Aim
Set down each entry from the block beneath, exactly as written.

Task inputs
---------------
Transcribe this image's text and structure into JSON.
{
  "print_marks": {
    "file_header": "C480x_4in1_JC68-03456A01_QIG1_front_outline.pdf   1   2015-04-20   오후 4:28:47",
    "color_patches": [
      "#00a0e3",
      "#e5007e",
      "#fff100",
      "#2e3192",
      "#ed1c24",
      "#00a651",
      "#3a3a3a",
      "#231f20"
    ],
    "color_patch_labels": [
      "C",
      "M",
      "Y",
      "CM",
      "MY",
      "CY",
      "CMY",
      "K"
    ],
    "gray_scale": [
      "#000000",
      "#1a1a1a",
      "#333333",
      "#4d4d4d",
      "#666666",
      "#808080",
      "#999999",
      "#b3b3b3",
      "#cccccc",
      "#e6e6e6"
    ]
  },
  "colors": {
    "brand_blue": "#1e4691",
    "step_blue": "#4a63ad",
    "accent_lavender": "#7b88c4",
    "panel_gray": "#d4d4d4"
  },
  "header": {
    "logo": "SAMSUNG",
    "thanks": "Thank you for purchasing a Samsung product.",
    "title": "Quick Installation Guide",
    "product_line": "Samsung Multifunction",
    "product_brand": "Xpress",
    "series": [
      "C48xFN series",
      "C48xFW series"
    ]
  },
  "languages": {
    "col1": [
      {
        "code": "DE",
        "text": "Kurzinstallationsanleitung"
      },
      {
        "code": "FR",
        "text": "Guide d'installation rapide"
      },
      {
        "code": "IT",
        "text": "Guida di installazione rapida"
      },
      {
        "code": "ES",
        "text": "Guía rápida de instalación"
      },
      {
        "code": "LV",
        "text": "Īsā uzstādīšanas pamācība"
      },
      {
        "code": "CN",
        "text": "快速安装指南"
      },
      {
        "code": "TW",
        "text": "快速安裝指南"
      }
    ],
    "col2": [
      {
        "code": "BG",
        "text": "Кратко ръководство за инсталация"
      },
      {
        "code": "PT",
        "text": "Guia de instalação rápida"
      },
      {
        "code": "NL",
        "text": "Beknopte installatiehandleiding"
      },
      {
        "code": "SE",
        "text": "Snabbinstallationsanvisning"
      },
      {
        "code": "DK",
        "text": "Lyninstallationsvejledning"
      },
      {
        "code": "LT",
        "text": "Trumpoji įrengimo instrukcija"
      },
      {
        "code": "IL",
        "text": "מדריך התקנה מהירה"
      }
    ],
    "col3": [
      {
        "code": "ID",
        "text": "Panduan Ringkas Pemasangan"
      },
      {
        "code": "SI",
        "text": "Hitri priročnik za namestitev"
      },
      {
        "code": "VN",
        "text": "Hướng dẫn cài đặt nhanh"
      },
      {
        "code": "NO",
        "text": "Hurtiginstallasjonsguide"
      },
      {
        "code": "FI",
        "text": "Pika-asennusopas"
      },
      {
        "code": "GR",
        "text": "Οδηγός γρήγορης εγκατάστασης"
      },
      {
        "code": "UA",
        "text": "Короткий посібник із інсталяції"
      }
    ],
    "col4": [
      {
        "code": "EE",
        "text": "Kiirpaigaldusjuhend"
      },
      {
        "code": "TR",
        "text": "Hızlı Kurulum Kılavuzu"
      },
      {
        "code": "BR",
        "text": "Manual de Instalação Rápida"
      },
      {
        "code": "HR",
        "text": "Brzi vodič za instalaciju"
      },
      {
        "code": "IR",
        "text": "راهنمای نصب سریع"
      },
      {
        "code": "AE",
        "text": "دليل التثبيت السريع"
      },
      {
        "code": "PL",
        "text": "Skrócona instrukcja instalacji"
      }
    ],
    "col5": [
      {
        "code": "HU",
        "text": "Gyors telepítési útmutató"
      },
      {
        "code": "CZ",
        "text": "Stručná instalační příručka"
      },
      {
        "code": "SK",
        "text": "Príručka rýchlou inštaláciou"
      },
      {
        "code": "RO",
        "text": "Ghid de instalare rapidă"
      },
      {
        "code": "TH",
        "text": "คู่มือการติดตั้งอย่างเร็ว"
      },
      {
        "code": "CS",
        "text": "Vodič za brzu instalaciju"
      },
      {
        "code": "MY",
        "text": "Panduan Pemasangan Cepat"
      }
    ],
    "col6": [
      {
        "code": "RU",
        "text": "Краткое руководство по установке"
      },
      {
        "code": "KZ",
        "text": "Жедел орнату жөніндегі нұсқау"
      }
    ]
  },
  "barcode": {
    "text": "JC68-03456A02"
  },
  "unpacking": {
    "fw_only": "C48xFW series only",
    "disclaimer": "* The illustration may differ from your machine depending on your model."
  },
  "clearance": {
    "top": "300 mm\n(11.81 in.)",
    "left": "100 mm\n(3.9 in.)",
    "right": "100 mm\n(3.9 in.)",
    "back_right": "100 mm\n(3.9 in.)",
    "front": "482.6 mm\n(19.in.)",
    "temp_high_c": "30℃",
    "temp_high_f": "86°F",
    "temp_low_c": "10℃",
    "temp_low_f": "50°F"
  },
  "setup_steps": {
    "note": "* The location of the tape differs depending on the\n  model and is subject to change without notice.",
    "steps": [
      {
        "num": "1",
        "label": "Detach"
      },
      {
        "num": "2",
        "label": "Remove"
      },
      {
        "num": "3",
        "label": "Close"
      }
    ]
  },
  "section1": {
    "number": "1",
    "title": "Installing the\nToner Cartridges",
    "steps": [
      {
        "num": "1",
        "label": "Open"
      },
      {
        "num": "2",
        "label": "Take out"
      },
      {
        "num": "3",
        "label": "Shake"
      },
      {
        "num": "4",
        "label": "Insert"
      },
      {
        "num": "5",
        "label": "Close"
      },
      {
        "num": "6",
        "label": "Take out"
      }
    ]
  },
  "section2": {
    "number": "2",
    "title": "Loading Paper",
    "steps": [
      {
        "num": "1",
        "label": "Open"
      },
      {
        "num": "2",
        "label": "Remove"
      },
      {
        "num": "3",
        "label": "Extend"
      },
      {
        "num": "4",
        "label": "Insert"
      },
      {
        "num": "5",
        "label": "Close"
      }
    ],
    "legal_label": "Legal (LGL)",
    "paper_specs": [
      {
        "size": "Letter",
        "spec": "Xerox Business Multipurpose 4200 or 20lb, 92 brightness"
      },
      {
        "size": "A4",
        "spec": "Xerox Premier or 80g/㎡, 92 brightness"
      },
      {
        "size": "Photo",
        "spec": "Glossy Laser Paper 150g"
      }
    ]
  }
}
---------------
Response below
Transcribe this image's text and structure into JSON.
{
  "print_marks": {
    "file_header": "C480x_4in1_JC68-03456A01_QIG1_front_outline.pdf   1   2015-04-20   오후 4:28:47",
    "color_patches": [
      "#00a0e3",
      "#e5007e",
      "#fff100",
      "#2e3192",
      "#ed1c24",
      "#00a651",
      "#3a3a3a",
      "#231f20"
    ],
    "color_patch_labels": [
      "C",
      "M",
      "Y",
      "CM",
      "MY",
      "CY",
      "CMY",
      "K"
    ],
    "gray_scale": [
      "#000000",
      "#1a1a1a",
      "#333333",
      "#4d4d4d",
      "#666666",
      "#808080",
      "#999999",
      "#b3b3b3",
      "#cccccc",
      "#e6e6e6"
    ]
  },
  "colors": {
    "brand_blue": "#1e4691",
    "step_blue": "#4a63ad",
    "accent_lavender": "#7b88c4",
    "panel_gray": "#d4d4d4"
  },
  "header": {
    "logo": "SAMSUNG",
    "thanks": "Thank you for purchasing a Samsung product.",
    "title": "Quick Installation Guide",
    "product_line": "Samsung Multifunction",
    "product_brand": "Xpress",
    "series": [
      "C48xFN series",
      "C48xFW series"
    ]
  },
  "languages": {
    "col1": [
      {
        "code": "DE",
        "text": "Kurzinstallationsanleitung"
      },
      {
        "code": "FR",
        "text": "Guide d'installation rapide"
      },
      {
        "code": "IT",
        "text": "Guida di installazione rapida"
      },
      {
        "code": "ES",
        "text": "Guía rápida de instalación"
      },
      {
        "code": "LV",
        "text": "Īsā uzstādīšanas pamācība"
      },
      {
        "code": "CN",
        "text": "快速安装指南"
      },
      {
        "code": "TW",
        "text": "快速安裝指南"
      }
    ],
    "col2": [
      {
        "code": "BG",
        "text": "Кратко ръководство за инсталация"
      },
      {
        "code": "PT",
        "text": "Guia de instalação rápida"
      },
      {
        "code": "NL",
        "text": "Beknopte installatiehandleiding"
      },
      {
        "code": "SE",
        "text": "Snabbinstallationsanvisning"
      },
      {
        "code": "DK",
        "text": "Lyninstallationsvejledning"
      },
      {
        "code": "LT",
        "text": "Trumpoji įrengimo instrukcija"
      },
      {
        "code": "IL",
        "text": "מדריך התקנה מהירה"
      }
    ],
    "col3": [
      {
        "code": "ID",
        "text": "Panduan Ringkas Pemasangan"
      },
      {
        "code": "SI",
        "text": "Hitri priročnik za namestitev"
      },
      {
        "code": "VN",
        "text": "Hướng dẫn cài đặt nhanh"
      },
      {
        "code": "NO",
        "text": "Hurtiginstallasjonsguide"
      },
      {
        "code": "FI",
        "text": "Pika-asennusopas"
      },
      {
        "code": "GR",
        "text": "Οδηγός γρήγορης εγκατάστασης"
      },
      {
        "code": "UA",
        "text": "Короткий посібник із інсталяції"
      }
    ],
    "col4": [
      {
        "code": "EE",
        "text": "Kiirpaigaldusjuhend"
      },
      {
        "code": "TR",
        "text": "Hızlı Kurulum Kılavuzu"
      },
      {
        "code": "BR",
        "text": "Manual de Instalação Rápida"
      },
      {
        "code": "HR",
        "text": "Brzi vodič za instalaciju"
      },
      {
        "code": "IR",
        "text": "راهنمای نصب سریع"
      },
      {
        "code": "AE",
        "text": "دليل التثبيت السريع"
      },
      {
        "code": "PL",
        "text": "Skrócona instrukcja instalacji"
      }
    ],
    "col5": [
      {
        "code": "HU",
        "text": "Gyors telepítési útmutató"
      },
      {
        "code": "CZ",
        "text": "Stručná instalační příručka"
      },
      {
        "code": "SK",
        "text": "Príručka rýchlou inštaláciou"
      },
      {
        "code": "RO",
        "text": "Ghid de instalare rapidă"
      },
      {
        "code": "TH",
        "text": "คู่มือการติดตั้งอย่างเร็ว"
      },
      {
        "code": "CS",
        "text": "Vodič za brzu instalaciju"
      },
      {
        "code": "MY",
        "text": "Panduan Pemasangan Cepat"
      }
    ],
    "col6": [
      {
        "code": "RU",
        "text": "Краткое руководство по установке"
      },
      {
        "code": "KZ",
        "text": "Жедел орнату жөніндегі нұсқау"
      }
    ]
  },
  "barcode": {
    "text": "JC68-03456A02"
  },
  "unpacking": {
    "fw_only": "C48xFW series only",
    "disclaimer": "* The illustration may differ from your machine depending on your model."
  },
  "clearance": {
    "top": "300 mm\n(11.81 in.)",
    "left": "100 mm\n(3.9 in.)",
    "right": "100 mm\n(3.9 in.)",
    "back_right": "100 mm\n(3.9 in.)",
    "front": "482.6 mm\n(19.in.)",
    "temp_high_c": "30℃",
    "temp_high_f": "86°F",
    "temp_low_c": "10℃",
    "temp_low_f": "50°F"
  },
  "setup_steps": {
    "note": "* The location of the tape differs depending on the\n  model and is subject to change without notice.",
    "steps": [
      {
        "num": "1",
        "label": "Detach"
      },
      {
        "num": "2",
        "label": "Remove"
      },
      {
        "num": "3",
        "label": "Close"
      }
    ]
  },
  "section1": {
    "number": "1",
    "title": "Installing the\nToner Cartridges",
    "steps": [
      {
        "num": "1",
        "label": "Open"
      },
      {
        "num": "2",
        "label": "Take out"
      },
      {
        "num": "3",
        "label": "Shake"
      },
      {
        "num": "4",
        "label": "Insert"
      },
      {
        "num": "5",
        "label": "Close"
      },
      {
        "num": "6",
        "label": "Take out"
      }
    ]
  },
  "section2": {
    "number": "2",
    "title": "Loading Paper",
    "steps": [
      {
        "num": "1",
        "label": "Open"
      },
      {
        "num": "2",
        "label": "Remove"
      },
      {
        "num": "3",
        "label": "Extend"
      },
      {
        "num": "4",
        "label": "Insert"
      },
      {
        "num": "5",
        "label": "Close"
      }
    ],
    "legal_label": "Legal (LGL)",
    "paper_specs": [
      {
        "size": "Letter",
        "spec": "Xerox Business Multipurpose 4200 or 20lb, 92 brightness"
      },
      {
        "size": "A4",
        "spec": "Xerox Premier or 80g/㎡, 92 brightness"
      },
      {
        "size": "Photo",
        "spec": "Glossy Laser Paper 150g"
      }
    ]
  }
}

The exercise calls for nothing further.